Dataset records
-- -- --
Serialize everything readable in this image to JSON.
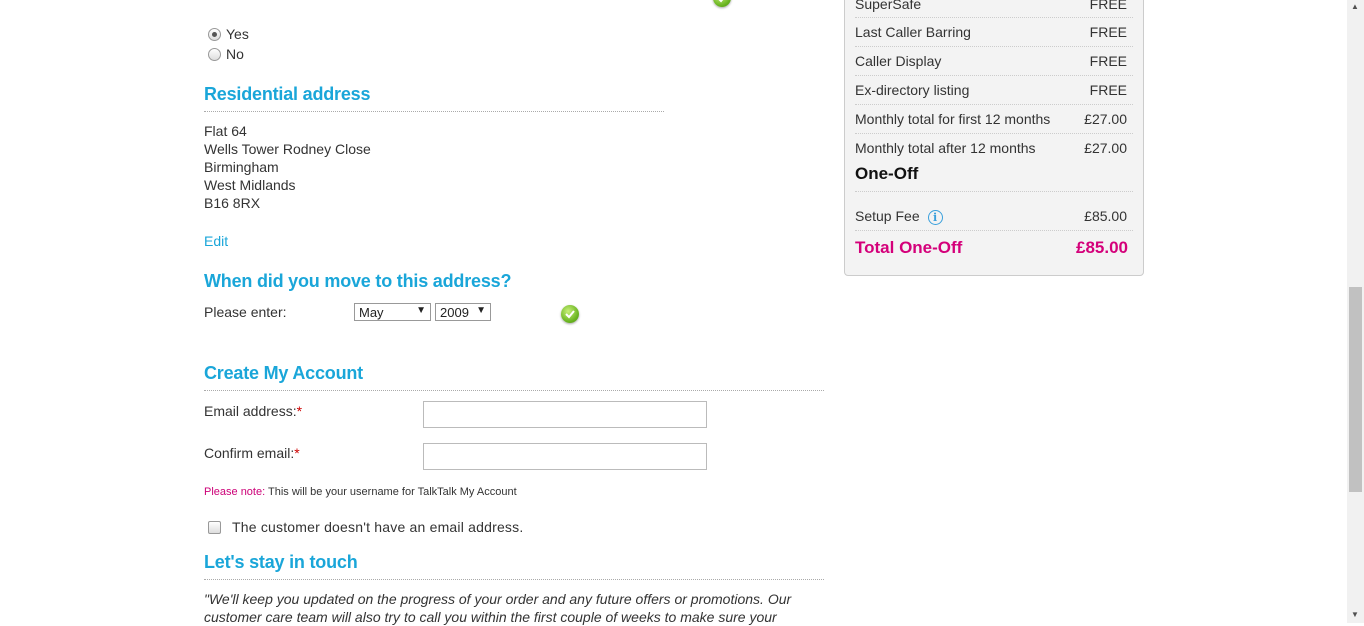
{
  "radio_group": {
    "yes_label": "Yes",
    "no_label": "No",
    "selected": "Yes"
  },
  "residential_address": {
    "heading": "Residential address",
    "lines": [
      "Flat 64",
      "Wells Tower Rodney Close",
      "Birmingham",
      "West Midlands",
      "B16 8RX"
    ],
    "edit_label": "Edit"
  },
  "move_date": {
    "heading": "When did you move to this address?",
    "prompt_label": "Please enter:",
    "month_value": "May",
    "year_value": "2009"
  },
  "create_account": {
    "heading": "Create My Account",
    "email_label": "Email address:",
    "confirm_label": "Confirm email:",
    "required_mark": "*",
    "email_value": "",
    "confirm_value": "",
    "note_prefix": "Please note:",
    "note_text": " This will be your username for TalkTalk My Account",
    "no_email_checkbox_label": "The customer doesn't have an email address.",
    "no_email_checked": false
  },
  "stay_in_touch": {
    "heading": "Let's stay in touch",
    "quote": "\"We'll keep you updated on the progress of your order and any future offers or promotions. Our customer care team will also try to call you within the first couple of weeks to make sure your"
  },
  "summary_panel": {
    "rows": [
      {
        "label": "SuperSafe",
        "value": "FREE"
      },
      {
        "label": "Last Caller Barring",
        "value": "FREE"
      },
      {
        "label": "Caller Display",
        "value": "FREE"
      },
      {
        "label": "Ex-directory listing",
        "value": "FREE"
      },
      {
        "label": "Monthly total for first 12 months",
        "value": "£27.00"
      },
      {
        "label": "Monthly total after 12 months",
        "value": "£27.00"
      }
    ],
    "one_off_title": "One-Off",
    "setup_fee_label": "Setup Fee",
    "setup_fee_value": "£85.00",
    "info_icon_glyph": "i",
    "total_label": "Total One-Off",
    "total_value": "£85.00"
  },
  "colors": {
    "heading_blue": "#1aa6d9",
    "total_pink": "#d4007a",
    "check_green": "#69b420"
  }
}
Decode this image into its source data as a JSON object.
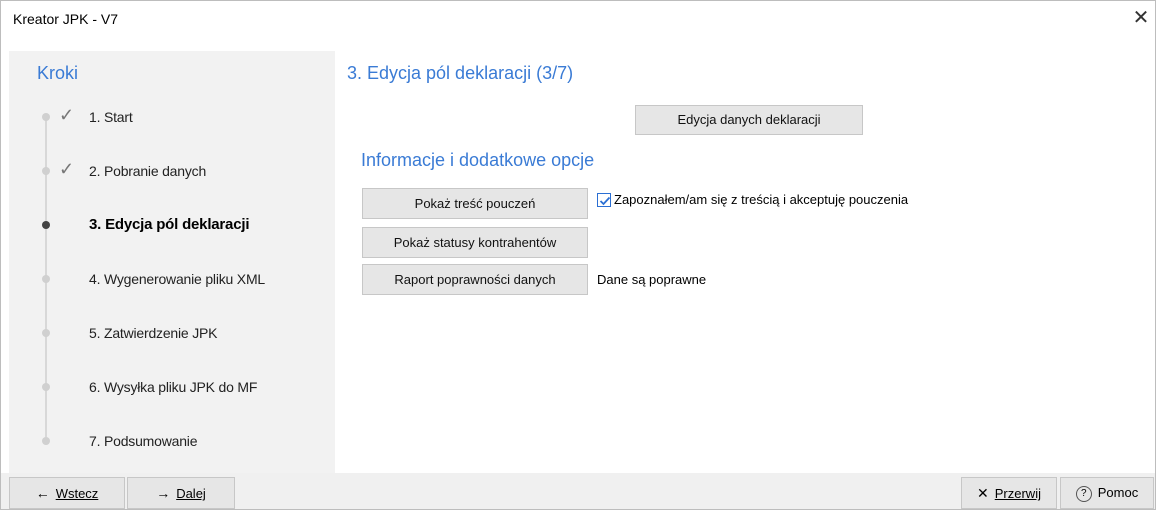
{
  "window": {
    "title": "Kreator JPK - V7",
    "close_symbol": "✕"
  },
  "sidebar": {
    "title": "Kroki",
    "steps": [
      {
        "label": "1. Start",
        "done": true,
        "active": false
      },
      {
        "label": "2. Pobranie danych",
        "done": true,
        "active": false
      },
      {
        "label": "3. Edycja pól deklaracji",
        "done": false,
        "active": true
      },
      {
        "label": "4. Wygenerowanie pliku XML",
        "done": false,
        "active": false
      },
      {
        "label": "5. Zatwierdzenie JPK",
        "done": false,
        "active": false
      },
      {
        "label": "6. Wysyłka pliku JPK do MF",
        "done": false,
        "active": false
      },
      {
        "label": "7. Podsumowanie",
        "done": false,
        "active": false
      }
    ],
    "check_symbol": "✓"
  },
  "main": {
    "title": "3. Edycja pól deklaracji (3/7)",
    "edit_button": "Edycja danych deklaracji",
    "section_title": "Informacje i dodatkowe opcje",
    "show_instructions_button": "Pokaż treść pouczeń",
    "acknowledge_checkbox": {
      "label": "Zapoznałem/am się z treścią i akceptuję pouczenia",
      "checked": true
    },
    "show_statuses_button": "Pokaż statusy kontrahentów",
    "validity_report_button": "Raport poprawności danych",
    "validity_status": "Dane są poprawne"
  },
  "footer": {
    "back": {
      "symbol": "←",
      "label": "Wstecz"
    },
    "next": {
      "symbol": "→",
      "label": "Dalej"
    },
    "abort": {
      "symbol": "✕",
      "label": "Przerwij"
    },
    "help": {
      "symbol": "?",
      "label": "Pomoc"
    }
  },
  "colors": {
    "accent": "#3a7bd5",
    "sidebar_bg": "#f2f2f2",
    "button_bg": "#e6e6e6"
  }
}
-- -- --
Goal
Omit pictures; set down the rest of the material word for word.

Written response
Serialize everything readable in this image to JSON.
{
  "radio_group": {
    "yes_label": "Yes",
    "no_label": "No",
    "selected": "Yes"
  },
  "residential_address": {
    "heading": "Residential address",
    "lines": [
      "Flat 64",
      "Wells Tower Rodney Close",
      "Birmingham",
      "West Midlands",
      "B16 8RX"
    ],
    "edit_label": "Edit"
  },
  "move_date": {
    "heading": "When did you move to this address?",
    "prompt_label": "Please enter:",
    "month_value": "May",
    "year_value": "2009"
  },
  "create_account": {
    "heading": "Create My Account",
    "email_label": "Email address:",
    "confirm_label": "Confirm email:",
    "required_mark": "*",
    "email_value": "",
    "confirm_value": "",
    "note_prefix": "Please note:",
    "note_text": " This will be your username for TalkTalk My Account",
    "no_email_checkbox_label": "The customer doesn't have an email address.",
    "no_email_checked": false
  },
  "stay_in_touch": {
    "heading": "Let's stay in touch",
    "quote": "\"We'll keep you updated on the progress of your order and any future offers or promotions. Our customer care team will also try to call you within the first couple of weeks to make sure your"
  },
  "summary_panel": {
    "rows": [
      {
        "label": "SuperSafe",
        "value": "FREE"
      },
      {
        "label": "Last Caller Barring",
        "value": "FREE"
      },
      {
        "label": "Caller Display",
        "value": "FREE"
      },
      {
        "label": "Ex-directory listing",
        "value": "FREE"
      },
      {
        "label": "Monthly total for first 12 months",
        "value": "£27.00"
      },
      {
        "label": "Monthly total after 12 months",
        "value": "£27.00"
      }
    ],
    "one_off_title": "One-Off",
    "setup_fee_label": "Setup Fee",
    "setup_fee_value": "£85.00",
    "info_icon_glyph": "i",
    "total_label": "Total One-Off",
    "total_value": "£85.00"
  },
  "colors": {
    "heading_blue": "#1aa6d9",
    "total_pink": "#d4007a",
    "check_green": "#69b420"
  }
}
Decode this image into its source data as a JSON object.
{
  "window": {
    "title": "Kreator JPK - V7",
    "close_symbol": "✕"
  },
  "sidebar": {
    "title": "Kroki",
    "steps": [
      {
        "label": "1. Start",
        "done": true,
        "active": false
      },
      {
        "label": "2. Pobranie danych",
        "done": true,
        "active": false
      },
      {
        "label": "3. Edycja pól deklaracji",
        "done": false,
        "active": true
      },
      {
        "label": "4. Wygenerowanie pliku XML",
        "done": false,
        "active": false
      },
      {
        "label": "5. Zatwierdzenie JPK",
        "done": false,
        "active": false
      },
      {
        "label": "6. Wysyłka pliku JPK do MF",
        "done": false,
        "active": false
      },
      {
        "label": "7. Podsumowanie",
        "done": false,
        "active": false
      }
    ],
    "check_symbol": "✓"
  },
  "main": {
    "title": "3. Edycja pól deklaracji (3/7)",
    "edit_button": "Edycja danych deklaracji",
    "section_title": "Informacje i dodatkowe opcje",
    "show_instructions_button": "Pokaż treść pouczeń",
    "acknowledge_checkbox": {
      "label": "Zapoznałem/am się z treścią i akceptuję pouczenia",
      "checked": true
    },
    "show_statuses_button": "Pokaż statusy kontrahentów",
    "validity_report_button": "Raport poprawności danych",
    "validity_status": "Dane są poprawne"
  },
  "footer": {
    "back": {
      "symbol": "←",
      "label": "Wstecz"
    },
    "next": {
      "symbol": "→",
      "label": "Dalej"
    },
    "abort": {
      "symbol": "✕",
      "label": "Przerwij"
    },
    "help": {
      "symbol": "?",
      "label": "Pomoc"
    }
  },
  "colors": {
    "accent": "#3a7bd5",
    "sidebar_bg": "#f2f2f2",
    "button_bg": "#e6e6e6"
  }
}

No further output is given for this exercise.